* START Data for processing *

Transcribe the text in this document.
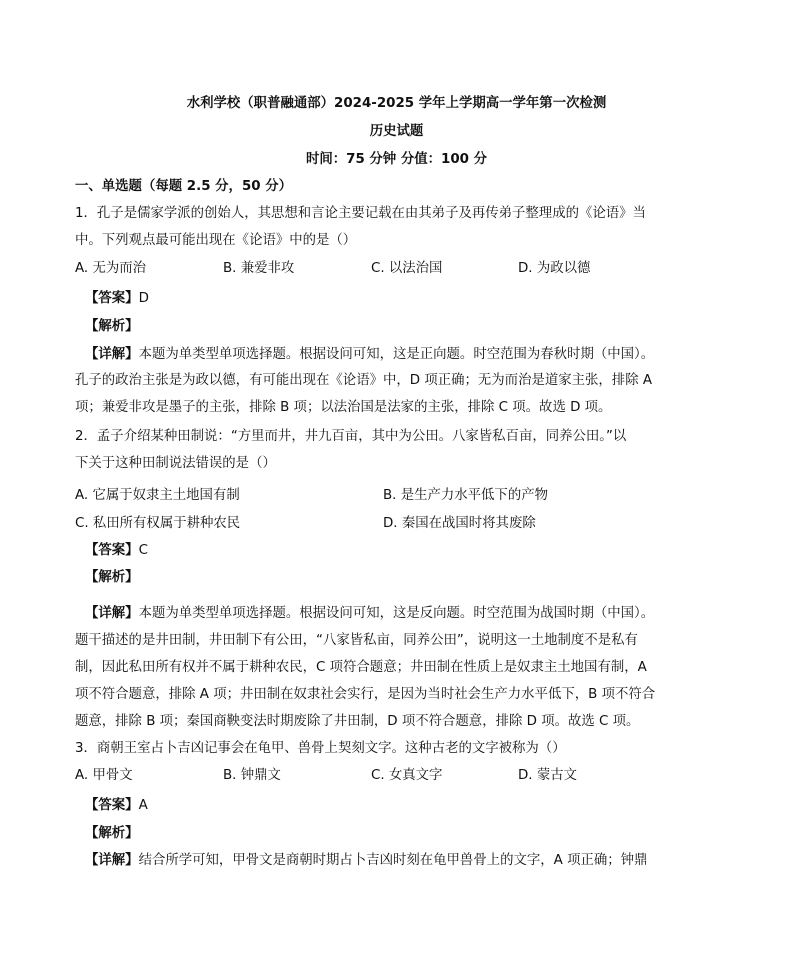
水利学校（职普融通部）2024-2025 学年上学期高一学年第一次检测
历史试题
时间：75 分钟 分值：100 分
一、单选题（每题 2.5 分，50 分）
1．孔子是儒家学派的创始人，其思想和言论主要记载在由其弟子及再传弟子整理成的《论语》当
中。下列观点最可能出现在《论语》中的是（）
A. 无为而治	B. 兼爱非攻	C. 以法治国	D. 为政以德
【答案】D
【解析】
【详解】本题为单类型单项选择题。根据设问可知，这是正向题。时空范围为春秋时期（中国）。
孔子的政治主张是为政以德，有可能出现在《论语》中，D 项正确；无为而治是道家主张，排除 A
项；兼爱非攻是墨子的主张，排除 B 项；以法治国是法家的主张，排除 C 项。故选 D 项。
2．孟子介绍某种田制说：“方里而井，井九百亩，其中为公田。八家皆私百亩，同养公田。”以
下关于这种田制说法错误的是（）
A. 它属于奴隶主土地国有制	B. 是生产力水平低下的产物
C. 私田所有权属于耕种农民	D. 秦国在战国时将其废除
【答案】C
【解析】
【详解】本题为单类型单项选择题。根据设问可知，这是反向题。时空范围为战国时期（中国）。
题干描述的是井田制，井田制下有公田，“八家皆私亩，同养公田”，说明这一土地制度不是私有
制，因此私田所有权并不属于耕种农民，C 项符合题意；井田制在性质上是奴隶主土地国有制，A
项不符合题意，排除 A 项；井田制在奴隶社会实行，是因为当时社会生产力水平低下，B 项不符合
题意，排除 B 项；秦国商鞅变法时期废除了井田制，D 项不符合题意，排除 D 项。故选 C 项。
3．商朝王室占卜吉凶记事会在龟甲、兽骨上契刻文字。这种古老的文字被称为（）
A. 甲骨文	B. 钟鼎文	C. 女真文字	D. 蒙古文
【答案】A
【解析】
【详解】结合所学可知，甲骨文是商朝时期占卜吉凶时刻在龟甲兽骨上的文字，A 项正确；钟鼎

* END Data for processing *

#### Exercise
Copy each line of the records precisely and drop any images they hold.

#### Solution for this exercise
Transcribe the text in this document.
水利学校（职普融通部）2024-2025 学年上学期高一学年第一次检测
历史试题
时间：75 分钟 分值：100 分
一、单选题（每题 2.5 分，50 分）
1．孔子是儒家学派的创始人，其思想和言论主要记载在由其弟子及再传弟子整理成的《论语》当
中。下列观点最可能出现在《论语》中的是（）
A. 无为而治	B. 兼爱非攻	C. 以法治国	D. 为政以德
【答案】D
【解析】
【详解】本题为单类型单项选择题。根据设问可知，这是正向题。时空范围为春秋时期（中国）。
孔子的政治主张是为政以德，有可能出现在《论语》中，D 项正确；无为而治是道家主张，排除 A
项；兼爱非攻是墨子的主张，排除 B 项；以法治国是法家的主张，排除 C 项。故选 D 项。
2．孟子介绍某种田制说：“方里而井，井九百亩，其中为公田。八家皆私百亩，同养公田。”以
下关于这种田制说法错误的是（）
A. 它属于奴隶主土地国有制	B. 是生产力水平低下的产物
C. 私田所有权属于耕种农民	D. 秦国在战国时将其废除
【答案】C
【解析】
【详解】本题为单类型单项选择题。根据设问可知，这是反向题。时空范围为战国时期（中国）。
题干描述的是井田制，井田制下有公田，“八家皆私亩，同养公田”，说明这一土地制度不是私有
制，因此私田所有权并不属于耕种农民，C 项符合题意；井田制在性质上是奴隶主土地国有制，A
项不符合题意，排除 A 项；井田制在奴隶社会实行，是因为当时社会生产力水平低下，B 项不符合
题意，排除 B 项；秦国商鞅变法时期废除了井田制，D 项不符合题意，排除 D 项。故选 C 项。
3．商朝王室占卜吉凶记事会在龟甲、兽骨上契刻文字。这种古老的文字被称为（）
A. 甲骨文	B. 钟鼎文	C. 女真文字	D. 蒙古文
【答案】A
【解析】
【详解】结合所学可知，甲骨文是商朝时期占卜吉凶时刻在龟甲兽骨上的文字，A 项正确；钟鼎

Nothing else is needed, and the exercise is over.